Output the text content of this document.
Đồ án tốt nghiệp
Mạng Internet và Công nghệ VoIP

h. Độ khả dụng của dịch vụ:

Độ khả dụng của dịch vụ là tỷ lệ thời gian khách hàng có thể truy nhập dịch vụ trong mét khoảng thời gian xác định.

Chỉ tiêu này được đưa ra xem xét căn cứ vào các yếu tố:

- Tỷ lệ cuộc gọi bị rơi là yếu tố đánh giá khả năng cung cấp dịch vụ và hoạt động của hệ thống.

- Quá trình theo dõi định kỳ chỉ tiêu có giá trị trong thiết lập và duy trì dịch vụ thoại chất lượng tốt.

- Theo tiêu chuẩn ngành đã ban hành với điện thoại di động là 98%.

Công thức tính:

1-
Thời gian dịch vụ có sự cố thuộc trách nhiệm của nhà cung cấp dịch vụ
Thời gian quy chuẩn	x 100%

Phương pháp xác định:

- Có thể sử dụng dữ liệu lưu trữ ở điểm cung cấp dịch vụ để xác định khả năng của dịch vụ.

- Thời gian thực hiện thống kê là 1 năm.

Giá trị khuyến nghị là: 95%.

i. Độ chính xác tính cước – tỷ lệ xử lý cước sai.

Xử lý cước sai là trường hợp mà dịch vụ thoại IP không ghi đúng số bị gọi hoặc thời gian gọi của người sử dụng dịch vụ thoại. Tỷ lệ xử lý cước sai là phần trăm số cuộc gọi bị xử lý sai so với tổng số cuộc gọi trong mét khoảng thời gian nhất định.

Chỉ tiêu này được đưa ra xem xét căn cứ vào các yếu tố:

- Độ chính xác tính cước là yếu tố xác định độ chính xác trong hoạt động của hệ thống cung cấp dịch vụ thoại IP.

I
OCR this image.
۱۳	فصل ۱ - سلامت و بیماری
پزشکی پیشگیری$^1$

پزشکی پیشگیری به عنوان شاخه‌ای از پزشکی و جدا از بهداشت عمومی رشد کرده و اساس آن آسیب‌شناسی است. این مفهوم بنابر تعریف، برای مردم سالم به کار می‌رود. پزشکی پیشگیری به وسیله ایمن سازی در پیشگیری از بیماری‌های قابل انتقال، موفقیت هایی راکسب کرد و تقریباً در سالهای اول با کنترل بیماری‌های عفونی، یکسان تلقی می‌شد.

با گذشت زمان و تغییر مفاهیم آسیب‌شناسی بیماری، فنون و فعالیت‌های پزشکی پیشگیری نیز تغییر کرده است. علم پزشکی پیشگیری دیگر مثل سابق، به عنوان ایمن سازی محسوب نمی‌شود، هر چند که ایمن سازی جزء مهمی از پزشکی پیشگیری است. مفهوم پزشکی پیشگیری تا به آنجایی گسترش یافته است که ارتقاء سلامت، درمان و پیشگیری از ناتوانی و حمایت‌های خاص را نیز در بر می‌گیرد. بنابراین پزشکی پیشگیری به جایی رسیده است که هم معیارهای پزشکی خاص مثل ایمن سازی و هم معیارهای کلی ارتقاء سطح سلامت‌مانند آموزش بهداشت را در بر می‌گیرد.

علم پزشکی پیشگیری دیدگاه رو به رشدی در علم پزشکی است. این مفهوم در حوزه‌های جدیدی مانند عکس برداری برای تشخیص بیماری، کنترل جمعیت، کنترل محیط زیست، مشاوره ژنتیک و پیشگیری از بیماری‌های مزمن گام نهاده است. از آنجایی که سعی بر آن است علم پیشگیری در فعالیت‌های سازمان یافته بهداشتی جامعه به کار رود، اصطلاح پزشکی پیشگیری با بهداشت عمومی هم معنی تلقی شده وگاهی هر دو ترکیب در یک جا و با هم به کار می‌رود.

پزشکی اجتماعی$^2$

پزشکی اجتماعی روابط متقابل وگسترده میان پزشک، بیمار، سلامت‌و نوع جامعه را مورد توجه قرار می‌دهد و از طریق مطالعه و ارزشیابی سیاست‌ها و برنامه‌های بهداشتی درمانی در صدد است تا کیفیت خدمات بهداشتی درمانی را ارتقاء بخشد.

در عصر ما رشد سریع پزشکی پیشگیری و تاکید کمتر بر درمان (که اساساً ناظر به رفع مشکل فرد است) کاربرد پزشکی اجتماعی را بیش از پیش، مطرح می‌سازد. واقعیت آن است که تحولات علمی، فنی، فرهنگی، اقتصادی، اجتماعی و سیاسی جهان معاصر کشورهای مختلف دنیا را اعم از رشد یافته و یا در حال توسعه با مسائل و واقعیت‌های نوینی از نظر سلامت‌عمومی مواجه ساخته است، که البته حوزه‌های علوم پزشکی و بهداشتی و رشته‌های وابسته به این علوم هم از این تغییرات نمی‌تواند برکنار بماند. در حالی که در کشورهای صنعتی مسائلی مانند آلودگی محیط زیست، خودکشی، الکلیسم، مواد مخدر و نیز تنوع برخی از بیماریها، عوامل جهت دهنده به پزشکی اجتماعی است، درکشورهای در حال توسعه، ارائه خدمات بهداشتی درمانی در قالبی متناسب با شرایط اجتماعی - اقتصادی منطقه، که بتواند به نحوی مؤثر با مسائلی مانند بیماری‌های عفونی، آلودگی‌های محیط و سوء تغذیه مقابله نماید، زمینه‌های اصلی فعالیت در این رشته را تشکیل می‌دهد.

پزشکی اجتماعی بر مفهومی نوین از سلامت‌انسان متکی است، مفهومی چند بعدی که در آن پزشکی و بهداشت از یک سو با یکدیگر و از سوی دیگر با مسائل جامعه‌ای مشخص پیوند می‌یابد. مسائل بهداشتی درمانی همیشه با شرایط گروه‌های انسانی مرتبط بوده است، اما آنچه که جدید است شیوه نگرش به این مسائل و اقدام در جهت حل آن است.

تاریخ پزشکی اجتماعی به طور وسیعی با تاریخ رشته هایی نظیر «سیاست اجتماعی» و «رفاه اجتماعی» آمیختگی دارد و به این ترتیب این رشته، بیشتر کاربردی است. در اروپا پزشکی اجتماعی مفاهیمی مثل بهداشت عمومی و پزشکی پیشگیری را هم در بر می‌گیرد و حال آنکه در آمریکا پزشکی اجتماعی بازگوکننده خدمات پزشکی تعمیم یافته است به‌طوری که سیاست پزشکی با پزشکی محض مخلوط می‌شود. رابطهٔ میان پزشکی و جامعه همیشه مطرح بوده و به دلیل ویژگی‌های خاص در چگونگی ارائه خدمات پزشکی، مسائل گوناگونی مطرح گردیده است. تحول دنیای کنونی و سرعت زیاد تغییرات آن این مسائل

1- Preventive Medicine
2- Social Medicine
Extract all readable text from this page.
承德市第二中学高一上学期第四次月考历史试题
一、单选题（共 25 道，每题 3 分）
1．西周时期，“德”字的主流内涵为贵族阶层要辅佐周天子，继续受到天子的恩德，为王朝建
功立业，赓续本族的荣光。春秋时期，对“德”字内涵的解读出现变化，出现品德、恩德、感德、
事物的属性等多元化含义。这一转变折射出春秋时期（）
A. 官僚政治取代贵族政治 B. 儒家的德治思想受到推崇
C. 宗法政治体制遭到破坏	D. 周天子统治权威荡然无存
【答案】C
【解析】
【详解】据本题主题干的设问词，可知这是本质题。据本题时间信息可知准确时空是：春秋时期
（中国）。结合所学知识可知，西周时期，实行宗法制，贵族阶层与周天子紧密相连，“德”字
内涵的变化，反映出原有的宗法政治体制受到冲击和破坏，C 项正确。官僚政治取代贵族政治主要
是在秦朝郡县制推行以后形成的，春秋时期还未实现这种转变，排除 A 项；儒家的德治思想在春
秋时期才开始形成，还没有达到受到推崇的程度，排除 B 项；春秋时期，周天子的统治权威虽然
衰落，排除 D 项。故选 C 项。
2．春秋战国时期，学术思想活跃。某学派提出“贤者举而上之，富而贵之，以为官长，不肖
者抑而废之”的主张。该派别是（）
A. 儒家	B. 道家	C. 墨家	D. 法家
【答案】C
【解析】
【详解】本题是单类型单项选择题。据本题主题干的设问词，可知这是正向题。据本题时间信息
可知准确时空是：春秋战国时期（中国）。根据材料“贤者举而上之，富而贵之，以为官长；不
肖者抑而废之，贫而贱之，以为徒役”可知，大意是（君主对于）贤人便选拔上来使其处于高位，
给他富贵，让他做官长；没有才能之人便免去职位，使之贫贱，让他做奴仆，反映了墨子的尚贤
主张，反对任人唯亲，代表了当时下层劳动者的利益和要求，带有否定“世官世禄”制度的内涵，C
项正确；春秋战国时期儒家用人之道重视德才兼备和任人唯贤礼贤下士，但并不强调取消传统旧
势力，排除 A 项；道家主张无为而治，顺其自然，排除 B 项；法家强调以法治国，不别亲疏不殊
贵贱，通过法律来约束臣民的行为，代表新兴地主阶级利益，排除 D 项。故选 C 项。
____
Your objective —
Begin with the line that contains "Extract all readable text from this page." and end with the last line of the records; set down every line in that span exactly, and nothing else.

The result —
Extract all readable text from this page.
承德市第二中学高一上学期第四次月考历史试题
一、单选题（共 25 道，每题 3 分）
1．西周时期，“德”字的主流内涵为贵族阶层要辅佐周天子，继续受到天子的恩德，为王朝建
功立业，赓续本族的荣光。春秋时期，对“德”字内涵的解读出现变化，出现品德、恩德、感德、
事物的属性等多元化含义。这一转变折射出春秋时期（）
A. 官僚政治取代贵族政治 B. 儒家的德治思想受到推崇
C. 宗法政治体制遭到破坏	D. 周天子统治权威荡然无存
【答案】C
【解析】
【详解】据本题主题干的设问词，可知这是本质题。据本题时间信息可知准确时空是：春秋时期
（中国）。结合所学知识可知，西周时期，实行宗法制，贵族阶层与周天子紧密相连，“德”字
内涵的变化，反映出原有的宗法政治体制受到冲击和破坏，C 项正确。官僚政治取代贵族政治主要
是在秦朝郡县制推行以后形成的，春秋时期还未实现这种转变，排除 A 项；儒家的德治思想在春
秋时期才开始形成，还没有达到受到推崇的程度，排除 B 项；春秋时期，周天子的统治权威虽然
衰落，排除 D 项。故选 C 项。
2．春秋战国时期，学术思想活跃。某学派提出“贤者举而上之，富而贵之，以为官长，不肖
者抑而废之”的主张。该派别是（）
A. 儒家	B. 道家	C. 墨家	D. 法家
【答案】C
【解析】
【详解】本题是单类型单项选择题。据本题主题干的设问词，可知这是正向题。据本题时间信息
可知准确时空是：春秋战国时期（中国）。根据材料“贤者举而上之，富而贵之，以为官长；不
肖者抑而废之，贫而贱之，以为徒役”可知，大意是（君主对于）贤人便选拔上来使其处于高位，
给他富贵，让他做官长；没有才能之人便免去职位，使之贫贱，让他做奴仆，反映了墨子的尚贤
主张，反对任人唯亲，代表了当时下层劳动者的利益和要求，带有否定“世官世禄”制度的内涵，C
项正确；春秋战国时期儒家用人之道重视德才兼备和任人唯贤礼贤下士，但并不强调取消传统旧
势力，排除 A 项；道家主张无为而治，顺其自然，排除 B 项；法家强调以法治国，不别亲疏不殊
贵贱，通过法律来约束臣民的行为，代表新兴地主阶级利益，排除 D 项。故选 C 项。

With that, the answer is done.